§ **Request**
Retype each line of the material exactly, please, skipping any picture in it.

* START Listed records *

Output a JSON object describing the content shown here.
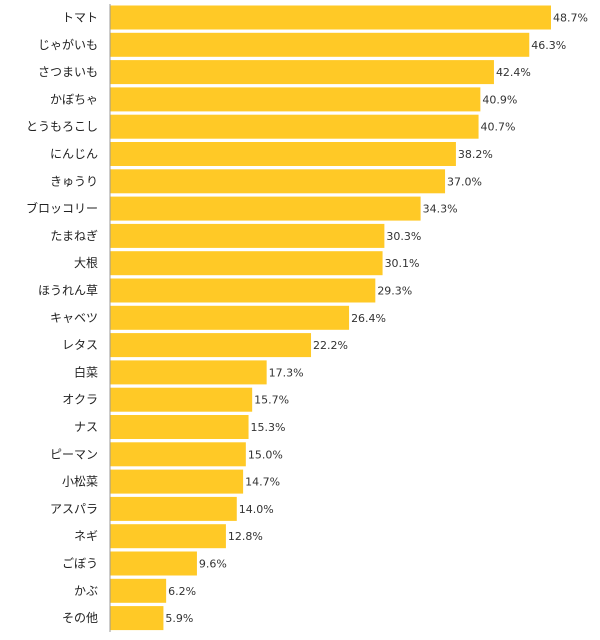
{
  "chart_data": {
    "type": "bar",
    "orientation": "horizontal",
    "categories": [
      "トマト",
      "じゃがいも",
      "さつまいも",
      "かぼちゃ",
      "とうもろこし",
      "にんじん",
      "きゅうり",
      "ブロッコリー",
      "たまねぎ",
      "大根",
      "ほうれん草",
      "キャベツ",
      "レタス",
      "白菜",
      "オクラ",
      "ナス",
      "ピーマン",
      "小松菜",
      "アスパラ",
      "ネギ",
      "ごぼう",
      "かぶ",
      "その他"
    ],
    "values": [
      48.7,
      46.3,
      42.4,
      40.9,
      40.7,
      38.2,
      37.0,
      34.3,
      30.3,
      30.1,
      29.3,
      26.4,
      22.2,
      17.3,
      15.7,
      15.3,
      15.0,
      14.7,
      14.0,
      12.8,
      9.6,
      6.2,
      5.9
    ],
    "value_labels": [
      "48.7%",
      "46.3%",
      "42.4%",
      "40.9%",
      "40.7%",
      "38.2%",
      "37.0%",
      "34.3%",
      "30.3%",
      "30.1%",
      "29.3%",
      "26.4%",
      "22.2%",
      "17.3%",
      "15.7%",
      "15.3%",
      "15.0%",
      "14.7%",
      "14.0%",
      "12.8%",
      "9.6%",
      "6.2%",
      "5.9%"
    ],
    "xlim": [
      0,
      50
    ],
    "bar_color": "#FFC926",
    "grid": false,
    "legend": "none",
    "title": "",
    "xlabel": "",
    "ylabel": ""
  }
}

* END Listed records *

§ **Answer for this exercise**
Output a JSON object describing the content shown here.
{
  "chart_data": {
    "type": "bar",
    "orientation": "horizontal",
    "categories": [
      "トマト",
      "じゃがいも",
      "さつまいも",
      "かぼちゃ",
      "とうもろこし",
      "にんじん",
      "きゅうり",
      "ブロッコリー",
      "たまねぎ",
      "大根",
      "ほうれん草",
      "キャベツ",
      "レタス",
      "白菜",
      "オクラ",
      "ナス",
      "ピーマン",
      "小松菜",
      "アスパラ",
      "ネギ",
      "ごぼう",
      "かぶ",
      "その他"
    ],
    "values": [
      48.7,
      46.3,
      42.4,
      40.9,
      40.7,
      38.2,
      37.0,
      34.3,
      30.3,
      30.1,
      29.3,
      26.4,
      22.2,
      17.3,
      15.7,
      15.3,
      15.0,
      14.7,
      14.0,
      12.8,
      9.6,
      6.2,
      5.9
    ],
    "value_labels": [
      "48.7%",
      "46.3%",
      "42.4%",
      "40.9%",
      "40.7%",
      "38.2%",
      "37.0%",
      "34.3%",
      "30.3%",
      "30.1%",
      "29.3%",
      "26.4%",
      "22.2%",
      "17.3%",
      "15.7%",
      "15.3%",
      "15.0%",
      "14.7%",
      "14.0%",
      "12.8%",
      "9.6%",
      "6.2%",
      "5.9%"
    ],
    "xlim": [
      0,
      50
    ],
    "bar_color": "#FFC926",
    "grid": false,
    "legend": "none",
    "title": "",
    "xlabel": "",
    "ylabel": ""
  }
}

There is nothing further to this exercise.